• _Text shown_:
Army of None
Page 18
Unlike in the F-22 International Date Line incident or the automobile hack, the Air France Flight 447 crash was not due to a hidden vulnerability lurking within the software. In fact, the automation performed perfectly. However, it would be overly simplistic to lay the crash at the feet of human error. Certainly the pilots made mistakes, but the problem is best characterized as human-automation failure. The pilots were confused by the automation and the complexity of the system.
THE PATRIOT FRATRICIDES AS NORMAL ACCIDENTS
Normal accident theory sheds light on the Patriot fratricides. They weren’t merely freak occurrences, unlikely to be repeated. Instead, they were a normal consequence of operating a highly lethal, complex, tightly coupled system. True to normal accidents, the specific chain of events that led to each fratricide was unlikely. Multiple failures happened simultaneously. However, simply because these specific combinations of failures were unlikely does not mean that probability of accidents as a whole was low. In fact, given the degree of operational use, the probability of there being some kind of accident was quite high. Over sixty Patriot batteries were deployed to Operation Iraqi Freedom, and during the initial phase of the war coalition aircraft flew 41,000 sorties. This means that the number of possible Patriot-aircraft interactions were in the millions. As the Defense Science Board Task Force on the Patriot pointed out, given the sheer number of interactions, “even very-low-probability failures could result in regrettable fratricide incidents.” The fact that the F-18 and Tornado incidents had different causes lends further credence to the view that normal accidents are lurking below the surface in complex systems, waiting to emerge. The complexities of war may bring these vulnerabilities to the surface.
Is it possible to safely operate hazardous complex systems? Normal accident theory says “no.” The probability of accidents can be reduced, but never eliminated. There is an alternate point of view on complex systems, however, which suggests that, under certain conditions, normal accidents can largely be avoided.
10
COMMAND AND DECISION
CAN AUTONOMOUS WEAPONS BE USED SAFELY?
There is a robust body of evidence supporting normal accident theory, but a few outliers seem to defy expectations. The Federal Aviation Administration (FAA) air traffic control system and U.S. Navy aircraft carrier flight decks are two examples of “high-reliability organizations.” Their rate of accidents isn’t zero, but they are exceptionally low given the complexities of their operating environment and the hazards of operation. High-reliability organizations can be found across a range of applications and have some common characteristics: highly trained individuals, a collective mindfulness of the risk of failure, and a continued commitment to learn from near misses and improve safety.

• _Stored data entries_:

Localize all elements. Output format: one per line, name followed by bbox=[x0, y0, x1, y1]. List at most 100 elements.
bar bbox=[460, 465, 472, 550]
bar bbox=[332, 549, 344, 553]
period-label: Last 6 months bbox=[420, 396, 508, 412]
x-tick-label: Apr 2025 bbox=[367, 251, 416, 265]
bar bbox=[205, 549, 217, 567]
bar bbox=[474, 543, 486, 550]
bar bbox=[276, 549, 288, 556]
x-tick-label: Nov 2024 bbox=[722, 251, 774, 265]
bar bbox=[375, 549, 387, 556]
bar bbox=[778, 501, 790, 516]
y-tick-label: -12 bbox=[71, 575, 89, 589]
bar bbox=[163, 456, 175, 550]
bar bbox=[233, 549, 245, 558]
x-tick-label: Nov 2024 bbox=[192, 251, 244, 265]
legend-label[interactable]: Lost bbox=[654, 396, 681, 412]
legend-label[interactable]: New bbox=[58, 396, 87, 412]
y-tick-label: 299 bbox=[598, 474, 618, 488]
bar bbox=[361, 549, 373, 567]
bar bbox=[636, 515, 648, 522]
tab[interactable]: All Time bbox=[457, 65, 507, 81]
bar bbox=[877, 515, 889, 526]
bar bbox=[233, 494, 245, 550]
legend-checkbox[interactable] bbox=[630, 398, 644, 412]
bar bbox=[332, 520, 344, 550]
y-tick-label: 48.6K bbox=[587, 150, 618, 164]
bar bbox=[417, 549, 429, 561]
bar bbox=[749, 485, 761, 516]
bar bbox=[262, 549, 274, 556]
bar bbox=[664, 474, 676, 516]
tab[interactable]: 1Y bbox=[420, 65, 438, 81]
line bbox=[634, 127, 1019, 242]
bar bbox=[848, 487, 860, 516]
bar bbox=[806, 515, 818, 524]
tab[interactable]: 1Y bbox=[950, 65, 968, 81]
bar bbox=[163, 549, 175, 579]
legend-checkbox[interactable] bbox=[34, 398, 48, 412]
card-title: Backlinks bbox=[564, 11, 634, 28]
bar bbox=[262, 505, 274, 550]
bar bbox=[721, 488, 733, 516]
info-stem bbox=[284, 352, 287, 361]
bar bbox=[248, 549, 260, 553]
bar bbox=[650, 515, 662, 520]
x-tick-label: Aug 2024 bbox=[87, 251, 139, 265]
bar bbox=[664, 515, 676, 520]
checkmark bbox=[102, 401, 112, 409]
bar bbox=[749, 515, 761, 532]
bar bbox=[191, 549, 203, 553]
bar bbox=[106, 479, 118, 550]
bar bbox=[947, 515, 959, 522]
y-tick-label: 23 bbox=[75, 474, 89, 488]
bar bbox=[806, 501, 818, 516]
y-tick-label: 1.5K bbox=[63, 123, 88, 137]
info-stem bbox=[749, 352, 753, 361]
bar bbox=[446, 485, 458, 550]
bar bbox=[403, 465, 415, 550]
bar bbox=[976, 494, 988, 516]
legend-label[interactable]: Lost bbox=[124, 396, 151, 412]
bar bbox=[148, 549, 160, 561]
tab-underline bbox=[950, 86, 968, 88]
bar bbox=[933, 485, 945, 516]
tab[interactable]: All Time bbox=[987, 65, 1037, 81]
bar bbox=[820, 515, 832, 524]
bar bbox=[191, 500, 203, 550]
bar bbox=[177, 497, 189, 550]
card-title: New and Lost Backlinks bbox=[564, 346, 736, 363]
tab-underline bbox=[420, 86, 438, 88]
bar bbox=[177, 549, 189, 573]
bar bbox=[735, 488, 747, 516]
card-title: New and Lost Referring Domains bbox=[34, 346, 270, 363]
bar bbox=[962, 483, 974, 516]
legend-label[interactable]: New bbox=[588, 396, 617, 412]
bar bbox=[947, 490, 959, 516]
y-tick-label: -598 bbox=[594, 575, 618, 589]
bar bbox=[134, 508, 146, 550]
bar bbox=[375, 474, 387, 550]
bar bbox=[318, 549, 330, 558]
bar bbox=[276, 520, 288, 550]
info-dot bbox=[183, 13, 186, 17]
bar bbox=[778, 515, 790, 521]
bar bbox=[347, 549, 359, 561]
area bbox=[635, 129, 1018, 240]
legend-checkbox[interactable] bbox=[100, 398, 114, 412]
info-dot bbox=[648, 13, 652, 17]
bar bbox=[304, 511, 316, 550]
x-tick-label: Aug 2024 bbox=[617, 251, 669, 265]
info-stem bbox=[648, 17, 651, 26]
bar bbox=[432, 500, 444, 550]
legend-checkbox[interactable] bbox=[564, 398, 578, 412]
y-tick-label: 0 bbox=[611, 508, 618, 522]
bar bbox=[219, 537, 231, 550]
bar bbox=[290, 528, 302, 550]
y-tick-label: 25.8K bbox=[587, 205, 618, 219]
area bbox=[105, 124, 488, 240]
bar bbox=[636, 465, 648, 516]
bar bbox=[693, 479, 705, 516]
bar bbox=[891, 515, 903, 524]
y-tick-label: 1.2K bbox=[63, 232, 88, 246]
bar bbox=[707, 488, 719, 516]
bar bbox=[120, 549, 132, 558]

• _Work order 1_:
In the book excerpt on autonomous weapons, how many Patriot batteries were deployed to Operation Iraqi Freedom?
• _Work order 2_:
Continue the book excerpt on autonomous weapons and high-reliability organizations from where it stops.

• _Task response 1_:
Over sixty Patriot batteries were deployed.

• _Task response 2_:
While militaries as a whole would not be considered high-reliability organizations, some military communities have very high safety records with complex high-risk systems. In addition to aircraft carrier flight deck operations, the U.S. Navy’s submarine community is an example of a high-reliability organization. Following the loss of the USS Thresher to an accident in 1963—at the time one of the Navy’s most advanced submarines and first in her class—the Navy instituted the Submarine Safety (SUBSAFE) program. Submarine components that are critical for safe operation are designated “SUBSAFE” and subject to rigorous inspection and testing throughout their design, fabrication, maintenance, and use. There is no silver bullet to SUBSAFE’s high reliability. It is a continuous process of quality assurance and quality control applied across the entire submarine’s life cycle. Upon installation and at every subsequent inspection or repair over the life of the ship, every SUBSAFE component is checked, double-checked, and checked again against technical specifications. If anything is amiss, it must be corrected or approved by an appropriate authority before the submarine can proceed with operations.
SUBSAFE is not a technological solution to normal accidents. It is a bureaucratic and organizational solution. Nevertheless, the results have been astounding. In 2003 Congressional testimony, Rear Admiral Paul Sullivan, the Navy deputy commander for ship design, integration, and engineering, explained the impact of the program:
The SUBSAFE Program has been very successful. Between 1915 and 1963, 16 submarines were lost due to non-combat causes, an average of one every three years. Since the inception of the SUBSAFE Program in 1963 . . . We have never lost a SUBSAFE certified submarine.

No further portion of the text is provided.